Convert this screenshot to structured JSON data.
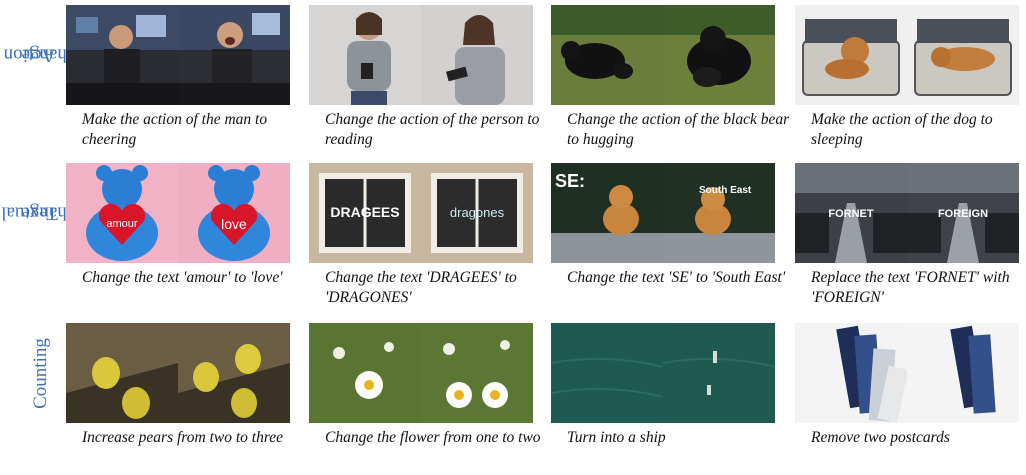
{
  "rows": [
    {
      "label_line1": "Action",
      "label_line2": "Change",
      "captions": [
        "Make the action of the man to cheering",
        "Change the action of the person to reading",
        "Change the action of the black bear to hugging",
        "Make the action of the dog to sleeping"
      ]
    },
    {
      "label_line1": "Textual",
      "label_line2": "Change",
      "captions": [
        "Change the text 'amour' to 'love'",
        "Change the text 'DRAGEES' to 'DRAGONES'",
        "Change the text 'SE' to 'South East'",
        "Replace the text 'FORNET' with 'FOREIGN'"
      ]
    },
    {
      "label_line1": "Counting",
      "label_line2": "",
      "captions": [
        "Increase pears from two to three",
        "Change the flower from one to two",
        "Turn into a ship",
        "Remove two postcards"
      ]
    }
  ],
  "image_text": {
    "amour": "amour",
    "love": "love",
    "dragees": "DRAGEES",
    "dragones": "dragones",
    "se": "SE:",
    "south_east": "South East",
    "fornet": "FORNET",
    "foreign": "FOREIGN"
  }
}
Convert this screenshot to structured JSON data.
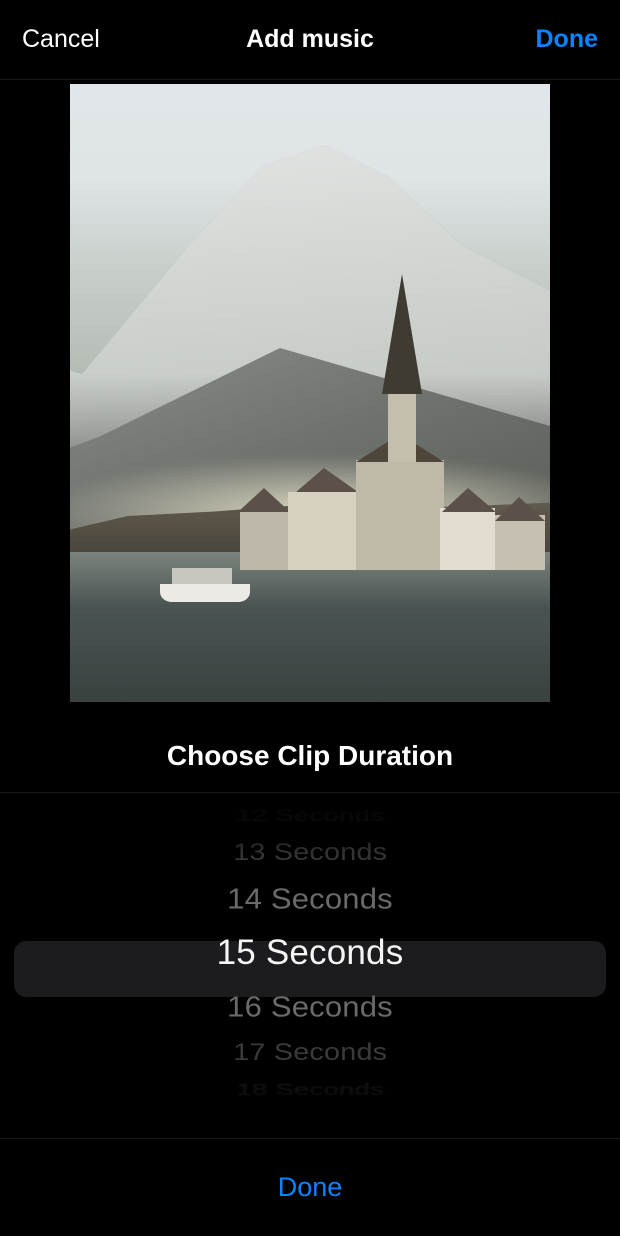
{
  "accent_color": "#0a84ff",
  "nav": {
    "cancel_label": "Cancel",
    "title": "Add music",
    "done_label": "Done"
  },
  "section": {
    "title": "Choose Clip Duration"
  },
  "picker": {
    "selected_index": 3,
    "options": [
      "12 Seconds",
      "13 Seconds",
      "14 Seconds",
      "15 Seconds",
      "16 Seconds",
      "17 Seconds",
      "18 Seconds"
    ]
  },
  "bottom": {
    "done_label": "Done"
  }
}
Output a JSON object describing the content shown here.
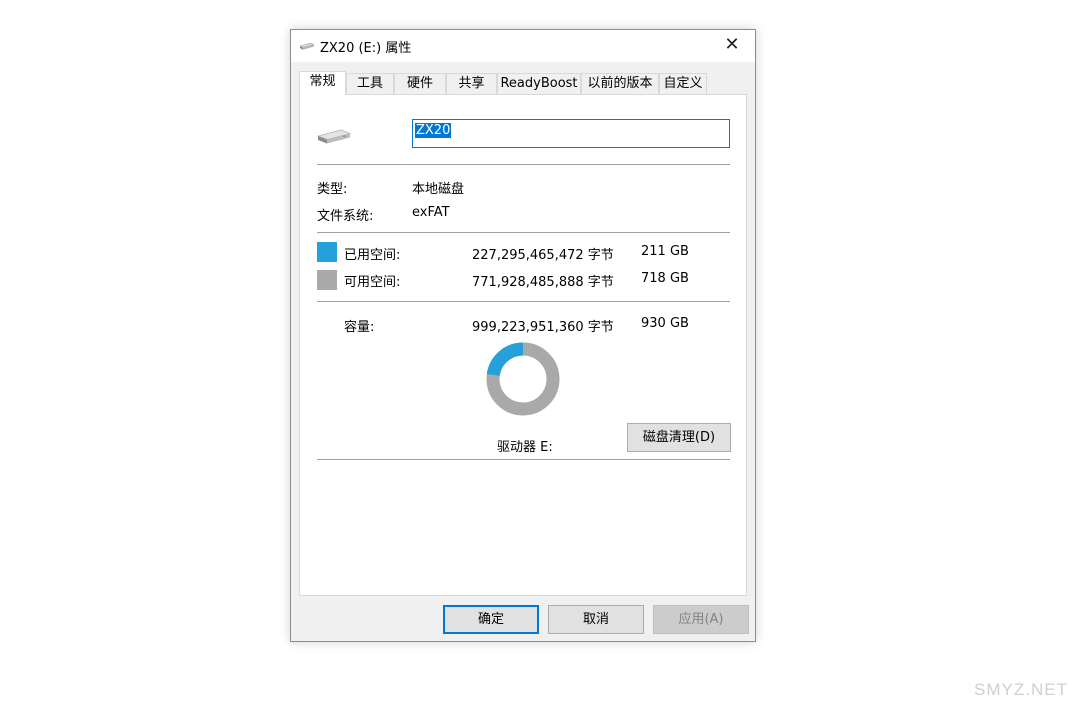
{
  "window": {
    "title": "ZX20 (E:) 属性",
    "close_glyph": "✕"
  },
  "tabs": [
    {
      "label": "常规",
      "active": true
    },
    {
      "label": "工具"
    },
    {
      "label": "硬件"
    },
    {
      "label": "共享"
    },
    {
      "label": "ReadyBoost"
    },
    {
      "label": "以前的版本"
    },
    {
      "label": "自定义"
    }
  ],
  "general": {
    "drive_name_value": "ZX20",
    "type_label": "类型:",
    "type_value": "本地磁盘",
    "fs_label": "文件系统:",
    "fs_value": "exFAT",
    "used": {
      "label": "已用空间:",
      "bytes": "227,295,465,472 字节",
      "size": "211 GB",
      "color": "#26a0da"
    },
    "free": {
      "label": "可用空间:",
      "bytes": "771,928,485,888 字节",
      "size": "718 GB",
      "color": "#a9a9a9"
    },
    "capacity": {
      "label": "容量:",
      "bytes": "999,223,951,360 字节",
      "size": "930 GB"
    },
    "used_fraction": 0.2275,
    "drive_label": "驱动器 E:",
    "cleanup_button": "磁盘清理(D)"
  },
  "buttons": {
    "ok": "确定",
    "cancel": "取消",
    "apply": "应用(A)"
  },
  "watermark": "SMYZ.NET",
  "icons": {
    "title": "drive-icon",
    "drive": "drive-icon"
  }
}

[REQUIRED WORK]: From the line containing "Output a JSON" down to the last line of the data, print every line exactly and nothing else. Pictures stay out of the copy.

[TASK OUTPUT]:
Output a JSON object describing the content shown here.
{
  "window": {
    "title": "ZX20 (E:) 属性",
    "close_glyph": "✕"
  },
  "tabs": [
    {
      "label": "常规",
      "active": true
    },
    {
      "label": "工具"
    },
    {
      "label": "硬件"
    },
    {
      "label": "共享"
    },
    {
      "label": "ReadyBoost"
    },
    {
      "label": "以前的版本"
    },
    {
      "label": "自定义"
    }
  ],
  "general": {
    "drive_name_value": "ZX20",
    "type_label": "类型:",
    "type_value": "本地磁盘",
    "fs_label": "文件系统:",
    "fs_value": "exFAT",
    "used": {
      "label": "已用空间:",
      "bytes": "227,295,465,472 字节",
      "size": "211 GB",
      "color": "#26a0da"
    },
    "free": {
      "label": "可用空间:",
      "bytes": "771,928,485,888 字节",
      "size": "718 GB",
      "color": "#a9a9a9"
    },
    "capacity": {
      "label": "容量:",
      "bytes": "999,223,951,360 字节",
      "size": "930 GB"
    },
    "used_fraction": 0.2275,
    "drive_label": "驱动器 E:",
    "cleanup_button": "磁盘清理(D)"
  },
  "buttons": {
    "ok": "确定",
    "cancel": "取消",
    "apply": "应用(A)"
  },
  "watermark": "SMYZ.NET",
  "icons": {
    "title": "drive-icon",
    "drive": "drive-icon"
  }
}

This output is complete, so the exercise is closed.